Report back each line of the records that contains the string "name".

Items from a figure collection
== == ==
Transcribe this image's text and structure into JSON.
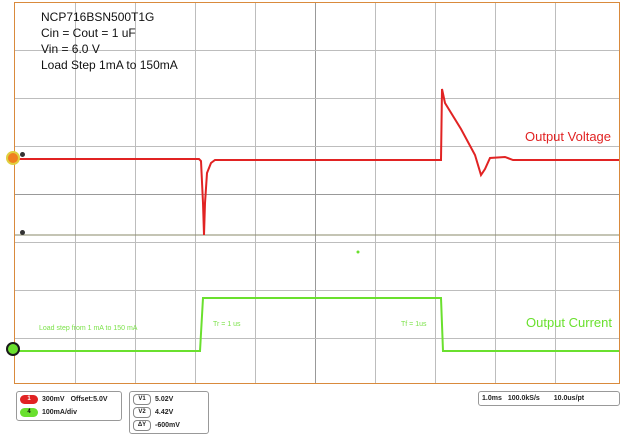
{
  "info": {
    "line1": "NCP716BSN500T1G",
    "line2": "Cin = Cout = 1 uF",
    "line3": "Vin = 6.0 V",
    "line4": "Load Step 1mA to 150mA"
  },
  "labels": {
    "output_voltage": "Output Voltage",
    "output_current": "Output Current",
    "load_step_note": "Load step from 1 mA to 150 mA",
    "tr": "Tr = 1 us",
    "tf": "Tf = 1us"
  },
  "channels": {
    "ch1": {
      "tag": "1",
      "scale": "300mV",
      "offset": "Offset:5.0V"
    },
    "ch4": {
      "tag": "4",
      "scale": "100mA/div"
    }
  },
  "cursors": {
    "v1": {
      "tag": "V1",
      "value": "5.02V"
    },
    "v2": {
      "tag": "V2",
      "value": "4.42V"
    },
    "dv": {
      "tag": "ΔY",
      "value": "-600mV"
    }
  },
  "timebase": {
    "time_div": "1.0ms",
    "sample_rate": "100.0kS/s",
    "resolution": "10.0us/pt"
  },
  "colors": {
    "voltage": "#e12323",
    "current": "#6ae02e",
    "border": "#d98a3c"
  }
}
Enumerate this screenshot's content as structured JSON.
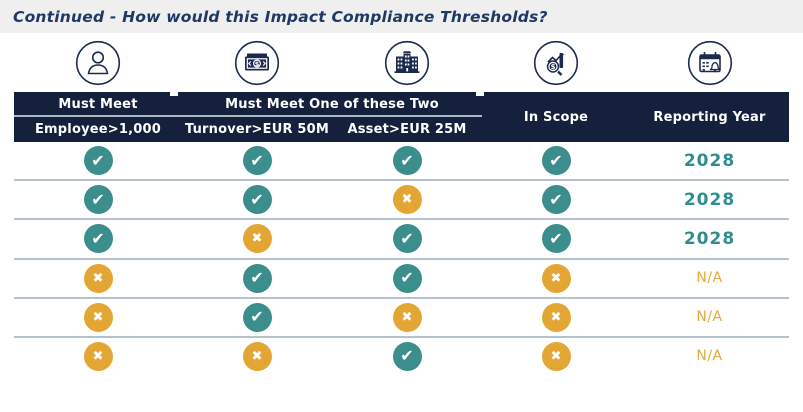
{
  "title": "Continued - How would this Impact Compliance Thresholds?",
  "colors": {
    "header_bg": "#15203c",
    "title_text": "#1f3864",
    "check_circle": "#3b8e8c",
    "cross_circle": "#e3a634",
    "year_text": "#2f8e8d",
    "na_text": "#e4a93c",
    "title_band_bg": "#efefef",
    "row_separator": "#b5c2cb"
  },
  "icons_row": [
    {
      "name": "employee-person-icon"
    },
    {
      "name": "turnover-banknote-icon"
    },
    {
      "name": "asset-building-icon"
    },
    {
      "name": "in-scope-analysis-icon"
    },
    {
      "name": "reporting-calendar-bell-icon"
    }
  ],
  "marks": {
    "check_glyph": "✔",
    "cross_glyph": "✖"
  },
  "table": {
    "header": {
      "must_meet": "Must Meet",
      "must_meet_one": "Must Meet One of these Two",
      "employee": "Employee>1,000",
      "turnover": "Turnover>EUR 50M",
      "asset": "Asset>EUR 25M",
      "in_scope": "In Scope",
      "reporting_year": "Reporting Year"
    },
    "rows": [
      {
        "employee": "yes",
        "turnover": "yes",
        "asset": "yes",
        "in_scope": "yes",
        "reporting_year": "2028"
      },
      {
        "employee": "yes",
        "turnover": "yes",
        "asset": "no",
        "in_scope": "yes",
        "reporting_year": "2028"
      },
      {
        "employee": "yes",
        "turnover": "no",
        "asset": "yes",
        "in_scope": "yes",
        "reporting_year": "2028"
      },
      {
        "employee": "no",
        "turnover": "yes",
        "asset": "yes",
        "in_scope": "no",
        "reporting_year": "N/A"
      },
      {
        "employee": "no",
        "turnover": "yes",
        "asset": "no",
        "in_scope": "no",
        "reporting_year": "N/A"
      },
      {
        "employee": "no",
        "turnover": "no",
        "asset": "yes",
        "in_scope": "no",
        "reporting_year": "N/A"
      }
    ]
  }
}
== == ==
THE RESPONSE -
      "name": "employee-person-icon"
      "name": "turnover-banknote-icon"
      "name": "asset-building-icon"
      "name": "in-scope-analysis-icon"
      "name": "reporting-calendar-bell-icon"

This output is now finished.